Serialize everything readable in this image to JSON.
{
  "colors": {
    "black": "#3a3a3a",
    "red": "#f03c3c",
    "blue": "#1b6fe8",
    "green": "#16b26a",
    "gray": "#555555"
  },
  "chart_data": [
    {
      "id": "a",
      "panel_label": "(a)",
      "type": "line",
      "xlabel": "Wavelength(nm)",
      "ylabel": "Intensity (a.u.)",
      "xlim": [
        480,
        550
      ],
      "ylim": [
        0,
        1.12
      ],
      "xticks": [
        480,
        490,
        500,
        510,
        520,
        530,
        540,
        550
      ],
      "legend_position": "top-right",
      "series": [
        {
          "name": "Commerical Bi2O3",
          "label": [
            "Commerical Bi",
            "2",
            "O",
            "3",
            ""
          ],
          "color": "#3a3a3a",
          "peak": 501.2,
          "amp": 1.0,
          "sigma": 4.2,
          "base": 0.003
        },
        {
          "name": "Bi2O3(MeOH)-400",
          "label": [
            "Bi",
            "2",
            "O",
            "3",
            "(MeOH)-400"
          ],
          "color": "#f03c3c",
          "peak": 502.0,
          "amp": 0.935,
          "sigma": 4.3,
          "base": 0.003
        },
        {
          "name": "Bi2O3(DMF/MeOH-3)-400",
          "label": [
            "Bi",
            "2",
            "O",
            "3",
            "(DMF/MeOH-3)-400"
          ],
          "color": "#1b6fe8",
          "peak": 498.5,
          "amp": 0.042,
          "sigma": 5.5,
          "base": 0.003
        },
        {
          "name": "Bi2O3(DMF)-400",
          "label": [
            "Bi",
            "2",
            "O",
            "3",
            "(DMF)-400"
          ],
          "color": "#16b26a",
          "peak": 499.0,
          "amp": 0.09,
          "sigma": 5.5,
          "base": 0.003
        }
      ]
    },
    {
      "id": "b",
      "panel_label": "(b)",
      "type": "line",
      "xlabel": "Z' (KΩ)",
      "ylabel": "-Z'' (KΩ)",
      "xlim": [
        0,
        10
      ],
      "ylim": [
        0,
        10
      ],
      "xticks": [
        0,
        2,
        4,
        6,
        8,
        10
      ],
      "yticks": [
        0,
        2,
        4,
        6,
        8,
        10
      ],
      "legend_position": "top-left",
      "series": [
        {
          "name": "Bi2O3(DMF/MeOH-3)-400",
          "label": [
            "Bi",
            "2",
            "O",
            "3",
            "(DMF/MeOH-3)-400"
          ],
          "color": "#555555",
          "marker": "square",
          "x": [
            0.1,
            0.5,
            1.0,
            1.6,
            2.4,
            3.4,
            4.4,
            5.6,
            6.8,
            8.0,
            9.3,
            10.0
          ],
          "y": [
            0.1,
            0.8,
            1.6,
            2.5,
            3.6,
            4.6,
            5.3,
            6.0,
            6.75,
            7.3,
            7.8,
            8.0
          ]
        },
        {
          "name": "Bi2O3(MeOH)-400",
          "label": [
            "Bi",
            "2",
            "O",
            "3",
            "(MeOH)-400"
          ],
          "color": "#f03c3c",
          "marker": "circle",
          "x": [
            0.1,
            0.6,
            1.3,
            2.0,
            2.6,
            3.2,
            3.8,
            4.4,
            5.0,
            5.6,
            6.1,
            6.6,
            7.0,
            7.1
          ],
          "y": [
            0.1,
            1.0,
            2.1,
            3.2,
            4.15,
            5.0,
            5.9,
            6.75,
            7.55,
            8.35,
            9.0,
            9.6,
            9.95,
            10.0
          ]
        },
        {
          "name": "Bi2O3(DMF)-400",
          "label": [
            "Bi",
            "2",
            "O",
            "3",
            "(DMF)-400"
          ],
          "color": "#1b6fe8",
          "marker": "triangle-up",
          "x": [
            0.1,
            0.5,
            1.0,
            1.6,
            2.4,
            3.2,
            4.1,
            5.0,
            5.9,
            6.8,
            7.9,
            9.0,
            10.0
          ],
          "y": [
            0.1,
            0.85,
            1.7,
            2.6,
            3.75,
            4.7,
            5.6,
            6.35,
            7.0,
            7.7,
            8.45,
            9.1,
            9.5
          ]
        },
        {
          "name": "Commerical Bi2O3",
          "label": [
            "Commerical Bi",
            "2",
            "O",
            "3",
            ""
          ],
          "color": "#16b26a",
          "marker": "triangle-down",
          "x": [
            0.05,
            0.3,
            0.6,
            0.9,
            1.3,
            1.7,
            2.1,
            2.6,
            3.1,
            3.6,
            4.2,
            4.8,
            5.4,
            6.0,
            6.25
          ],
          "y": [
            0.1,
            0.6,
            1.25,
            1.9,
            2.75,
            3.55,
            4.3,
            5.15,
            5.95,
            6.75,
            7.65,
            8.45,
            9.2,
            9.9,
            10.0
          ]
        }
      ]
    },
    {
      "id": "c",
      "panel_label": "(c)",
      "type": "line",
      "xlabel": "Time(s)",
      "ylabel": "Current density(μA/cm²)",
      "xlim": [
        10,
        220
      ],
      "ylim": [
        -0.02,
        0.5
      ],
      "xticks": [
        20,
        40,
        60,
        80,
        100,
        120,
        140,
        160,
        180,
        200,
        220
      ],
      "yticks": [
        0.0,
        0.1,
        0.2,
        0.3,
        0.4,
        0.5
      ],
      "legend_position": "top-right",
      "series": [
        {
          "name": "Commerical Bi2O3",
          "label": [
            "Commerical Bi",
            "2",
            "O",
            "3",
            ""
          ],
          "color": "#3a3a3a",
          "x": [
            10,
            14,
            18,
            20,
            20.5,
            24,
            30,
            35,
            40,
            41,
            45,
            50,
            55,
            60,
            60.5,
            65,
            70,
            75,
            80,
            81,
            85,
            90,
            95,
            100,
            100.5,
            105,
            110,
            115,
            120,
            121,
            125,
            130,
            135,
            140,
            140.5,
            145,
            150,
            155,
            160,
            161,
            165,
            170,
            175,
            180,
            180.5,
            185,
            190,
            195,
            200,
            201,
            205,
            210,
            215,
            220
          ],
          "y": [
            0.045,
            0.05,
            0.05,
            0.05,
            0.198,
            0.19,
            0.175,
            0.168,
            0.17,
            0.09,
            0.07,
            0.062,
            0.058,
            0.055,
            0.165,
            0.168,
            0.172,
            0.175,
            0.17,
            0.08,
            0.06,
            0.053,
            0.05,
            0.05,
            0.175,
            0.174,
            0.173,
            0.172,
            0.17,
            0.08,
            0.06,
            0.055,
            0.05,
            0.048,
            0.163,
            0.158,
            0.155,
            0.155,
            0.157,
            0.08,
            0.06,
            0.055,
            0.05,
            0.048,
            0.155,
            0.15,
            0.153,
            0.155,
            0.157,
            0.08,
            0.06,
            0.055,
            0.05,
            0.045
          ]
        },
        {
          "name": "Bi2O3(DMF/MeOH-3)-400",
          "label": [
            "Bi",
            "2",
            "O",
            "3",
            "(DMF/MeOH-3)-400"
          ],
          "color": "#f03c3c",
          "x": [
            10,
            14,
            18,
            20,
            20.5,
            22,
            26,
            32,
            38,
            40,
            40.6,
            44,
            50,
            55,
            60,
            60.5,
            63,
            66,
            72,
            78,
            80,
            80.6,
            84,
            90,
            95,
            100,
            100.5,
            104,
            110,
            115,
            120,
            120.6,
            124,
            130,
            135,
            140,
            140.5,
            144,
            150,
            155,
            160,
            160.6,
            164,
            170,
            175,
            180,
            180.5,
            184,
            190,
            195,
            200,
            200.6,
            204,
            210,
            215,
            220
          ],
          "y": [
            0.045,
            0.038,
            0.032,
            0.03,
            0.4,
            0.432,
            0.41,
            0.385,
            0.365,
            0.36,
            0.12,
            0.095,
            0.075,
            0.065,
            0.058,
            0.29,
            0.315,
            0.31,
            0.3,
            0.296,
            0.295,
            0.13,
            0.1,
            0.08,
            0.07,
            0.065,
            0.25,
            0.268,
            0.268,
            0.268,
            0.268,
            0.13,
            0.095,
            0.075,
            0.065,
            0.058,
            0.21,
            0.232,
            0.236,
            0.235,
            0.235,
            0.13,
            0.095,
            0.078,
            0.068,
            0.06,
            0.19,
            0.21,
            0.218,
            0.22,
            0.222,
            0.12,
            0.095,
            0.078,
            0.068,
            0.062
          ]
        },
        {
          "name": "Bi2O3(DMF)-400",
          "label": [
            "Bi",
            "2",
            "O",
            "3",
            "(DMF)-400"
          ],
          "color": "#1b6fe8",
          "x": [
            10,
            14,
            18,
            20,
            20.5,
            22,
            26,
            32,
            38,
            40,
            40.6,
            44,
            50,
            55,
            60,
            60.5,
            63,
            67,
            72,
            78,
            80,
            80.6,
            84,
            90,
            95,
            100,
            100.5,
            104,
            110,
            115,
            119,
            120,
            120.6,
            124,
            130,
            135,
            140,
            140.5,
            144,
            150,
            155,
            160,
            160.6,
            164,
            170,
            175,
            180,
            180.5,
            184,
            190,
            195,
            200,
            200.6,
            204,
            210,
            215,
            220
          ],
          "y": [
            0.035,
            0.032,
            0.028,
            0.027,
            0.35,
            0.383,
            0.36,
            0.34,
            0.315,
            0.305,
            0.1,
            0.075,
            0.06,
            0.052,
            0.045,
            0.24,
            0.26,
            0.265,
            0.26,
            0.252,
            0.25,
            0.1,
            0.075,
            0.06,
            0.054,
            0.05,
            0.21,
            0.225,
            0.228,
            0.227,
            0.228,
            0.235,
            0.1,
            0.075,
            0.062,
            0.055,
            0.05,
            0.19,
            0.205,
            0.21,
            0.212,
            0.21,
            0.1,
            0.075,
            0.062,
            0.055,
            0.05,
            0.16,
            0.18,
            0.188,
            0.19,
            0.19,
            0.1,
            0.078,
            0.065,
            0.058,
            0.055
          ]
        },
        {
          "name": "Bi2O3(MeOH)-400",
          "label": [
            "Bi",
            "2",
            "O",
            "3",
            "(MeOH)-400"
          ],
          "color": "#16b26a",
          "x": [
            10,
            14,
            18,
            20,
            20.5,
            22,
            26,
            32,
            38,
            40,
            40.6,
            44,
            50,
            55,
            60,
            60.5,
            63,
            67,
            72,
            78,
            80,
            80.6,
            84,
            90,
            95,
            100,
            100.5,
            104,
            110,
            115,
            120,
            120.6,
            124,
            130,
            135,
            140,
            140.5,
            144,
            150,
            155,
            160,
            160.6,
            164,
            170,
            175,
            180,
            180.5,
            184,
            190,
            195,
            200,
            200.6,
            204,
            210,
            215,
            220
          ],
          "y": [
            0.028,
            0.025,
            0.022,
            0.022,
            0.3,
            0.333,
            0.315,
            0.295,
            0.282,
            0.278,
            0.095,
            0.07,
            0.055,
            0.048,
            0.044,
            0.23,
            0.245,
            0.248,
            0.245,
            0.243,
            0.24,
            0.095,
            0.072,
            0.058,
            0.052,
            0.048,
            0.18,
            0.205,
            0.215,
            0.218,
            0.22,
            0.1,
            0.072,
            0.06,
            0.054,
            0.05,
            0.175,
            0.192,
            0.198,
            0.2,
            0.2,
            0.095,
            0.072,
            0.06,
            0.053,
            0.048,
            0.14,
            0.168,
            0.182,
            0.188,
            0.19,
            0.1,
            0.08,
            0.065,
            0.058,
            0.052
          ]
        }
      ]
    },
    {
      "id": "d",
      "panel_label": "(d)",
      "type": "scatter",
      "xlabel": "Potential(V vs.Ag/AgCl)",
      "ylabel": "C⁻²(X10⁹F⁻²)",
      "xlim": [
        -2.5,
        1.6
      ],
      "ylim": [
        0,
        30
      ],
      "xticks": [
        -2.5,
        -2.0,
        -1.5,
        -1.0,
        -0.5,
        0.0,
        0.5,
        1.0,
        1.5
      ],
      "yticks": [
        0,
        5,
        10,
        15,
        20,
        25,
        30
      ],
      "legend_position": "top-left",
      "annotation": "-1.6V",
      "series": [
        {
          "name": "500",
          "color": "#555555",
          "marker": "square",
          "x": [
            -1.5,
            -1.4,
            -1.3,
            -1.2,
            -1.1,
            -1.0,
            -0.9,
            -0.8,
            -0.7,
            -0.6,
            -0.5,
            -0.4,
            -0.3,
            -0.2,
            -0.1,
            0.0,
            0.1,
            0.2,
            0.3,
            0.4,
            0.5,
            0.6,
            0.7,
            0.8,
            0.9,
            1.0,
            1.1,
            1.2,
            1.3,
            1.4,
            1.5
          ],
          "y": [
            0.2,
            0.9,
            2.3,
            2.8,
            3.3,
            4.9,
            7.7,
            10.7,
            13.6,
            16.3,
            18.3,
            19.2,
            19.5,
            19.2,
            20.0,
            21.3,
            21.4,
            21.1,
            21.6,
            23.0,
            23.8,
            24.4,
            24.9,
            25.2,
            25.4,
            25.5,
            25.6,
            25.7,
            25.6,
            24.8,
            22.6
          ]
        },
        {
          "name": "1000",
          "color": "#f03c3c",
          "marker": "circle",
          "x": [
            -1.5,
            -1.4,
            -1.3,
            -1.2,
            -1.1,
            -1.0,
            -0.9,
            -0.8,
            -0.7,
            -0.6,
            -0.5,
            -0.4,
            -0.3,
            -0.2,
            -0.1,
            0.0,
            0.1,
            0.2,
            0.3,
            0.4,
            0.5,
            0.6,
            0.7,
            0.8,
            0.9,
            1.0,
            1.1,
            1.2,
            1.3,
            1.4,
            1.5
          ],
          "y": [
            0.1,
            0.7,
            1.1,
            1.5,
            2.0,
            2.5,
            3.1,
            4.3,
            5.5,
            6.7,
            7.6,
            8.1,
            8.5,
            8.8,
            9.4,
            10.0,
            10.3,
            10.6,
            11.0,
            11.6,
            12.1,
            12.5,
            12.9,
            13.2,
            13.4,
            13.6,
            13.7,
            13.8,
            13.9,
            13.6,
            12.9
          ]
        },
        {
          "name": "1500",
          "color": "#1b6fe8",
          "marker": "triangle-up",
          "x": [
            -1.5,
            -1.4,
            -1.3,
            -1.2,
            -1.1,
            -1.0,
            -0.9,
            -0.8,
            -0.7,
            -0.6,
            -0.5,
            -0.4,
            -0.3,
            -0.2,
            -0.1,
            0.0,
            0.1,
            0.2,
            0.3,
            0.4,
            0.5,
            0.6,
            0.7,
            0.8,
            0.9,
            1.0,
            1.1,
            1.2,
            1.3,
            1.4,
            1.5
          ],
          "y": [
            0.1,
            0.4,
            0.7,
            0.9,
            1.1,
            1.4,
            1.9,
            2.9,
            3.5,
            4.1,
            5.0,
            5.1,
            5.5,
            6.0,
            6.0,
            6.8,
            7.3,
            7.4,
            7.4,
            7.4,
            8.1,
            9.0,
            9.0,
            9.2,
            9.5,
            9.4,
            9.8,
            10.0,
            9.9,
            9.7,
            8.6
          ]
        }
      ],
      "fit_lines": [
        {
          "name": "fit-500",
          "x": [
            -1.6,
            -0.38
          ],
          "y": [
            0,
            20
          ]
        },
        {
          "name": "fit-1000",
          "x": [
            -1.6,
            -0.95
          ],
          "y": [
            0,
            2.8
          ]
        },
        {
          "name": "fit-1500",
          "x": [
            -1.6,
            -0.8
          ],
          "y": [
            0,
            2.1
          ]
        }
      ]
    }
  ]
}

★ ★ ★ ★ ★ ★ ★

__SHORT PROBLEM__: Check the data for the word "peak" and pull out the lines that have it.

__EXPECTED ANSWER__:
          "peak": 501.2,
          "peak": 502.0,
          "peak": 498.5,
          "peak": 499.0,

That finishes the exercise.